● **TASK OBJECTIVE**:
Count every line of the material that holds the string "zobowiązany". Respond with the total only.

# TASK INPUT start

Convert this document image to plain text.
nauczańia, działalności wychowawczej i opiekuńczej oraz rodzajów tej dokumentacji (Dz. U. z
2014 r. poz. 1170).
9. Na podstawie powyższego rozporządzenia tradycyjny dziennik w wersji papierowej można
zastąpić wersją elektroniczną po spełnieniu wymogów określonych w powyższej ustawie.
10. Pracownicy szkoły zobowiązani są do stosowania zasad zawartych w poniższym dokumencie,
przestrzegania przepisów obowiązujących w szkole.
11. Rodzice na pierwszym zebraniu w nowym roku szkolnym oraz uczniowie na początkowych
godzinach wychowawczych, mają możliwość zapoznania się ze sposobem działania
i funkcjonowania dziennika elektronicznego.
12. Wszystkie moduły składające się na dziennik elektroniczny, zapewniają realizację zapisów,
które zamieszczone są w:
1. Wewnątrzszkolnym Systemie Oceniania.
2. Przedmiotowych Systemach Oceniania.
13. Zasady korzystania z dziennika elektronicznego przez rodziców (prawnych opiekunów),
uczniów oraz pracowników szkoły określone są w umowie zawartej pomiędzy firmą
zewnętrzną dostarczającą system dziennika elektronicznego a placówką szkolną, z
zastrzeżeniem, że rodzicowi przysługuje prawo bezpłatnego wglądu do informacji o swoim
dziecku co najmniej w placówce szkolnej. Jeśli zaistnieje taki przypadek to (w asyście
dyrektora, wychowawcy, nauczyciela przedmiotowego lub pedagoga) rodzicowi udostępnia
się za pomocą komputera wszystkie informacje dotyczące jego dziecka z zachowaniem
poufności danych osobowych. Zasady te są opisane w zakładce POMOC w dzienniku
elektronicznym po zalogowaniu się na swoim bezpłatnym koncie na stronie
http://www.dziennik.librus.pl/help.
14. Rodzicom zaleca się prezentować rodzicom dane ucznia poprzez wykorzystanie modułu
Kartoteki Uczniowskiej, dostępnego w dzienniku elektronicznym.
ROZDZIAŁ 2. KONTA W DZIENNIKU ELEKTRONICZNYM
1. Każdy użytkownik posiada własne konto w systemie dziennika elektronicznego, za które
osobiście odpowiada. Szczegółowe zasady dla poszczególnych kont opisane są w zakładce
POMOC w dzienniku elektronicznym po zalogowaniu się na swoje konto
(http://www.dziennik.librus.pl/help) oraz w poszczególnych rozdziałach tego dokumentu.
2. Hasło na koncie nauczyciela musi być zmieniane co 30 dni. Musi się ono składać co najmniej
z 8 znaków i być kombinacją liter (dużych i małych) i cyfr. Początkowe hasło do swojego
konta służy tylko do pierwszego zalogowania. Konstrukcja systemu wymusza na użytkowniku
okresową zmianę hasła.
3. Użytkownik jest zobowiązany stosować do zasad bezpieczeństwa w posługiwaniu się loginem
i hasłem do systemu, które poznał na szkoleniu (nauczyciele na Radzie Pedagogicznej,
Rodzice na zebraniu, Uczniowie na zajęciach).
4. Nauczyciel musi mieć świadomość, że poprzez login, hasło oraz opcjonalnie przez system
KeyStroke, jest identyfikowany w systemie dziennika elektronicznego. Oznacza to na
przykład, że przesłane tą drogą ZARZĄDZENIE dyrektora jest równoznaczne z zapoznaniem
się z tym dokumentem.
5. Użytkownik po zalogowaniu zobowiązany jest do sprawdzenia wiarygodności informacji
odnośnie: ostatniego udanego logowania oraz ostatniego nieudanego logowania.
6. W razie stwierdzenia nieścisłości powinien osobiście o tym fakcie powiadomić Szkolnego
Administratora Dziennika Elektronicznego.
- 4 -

# TASK INPUT end

● **RESULT FOR THIS EXERCISE**:
2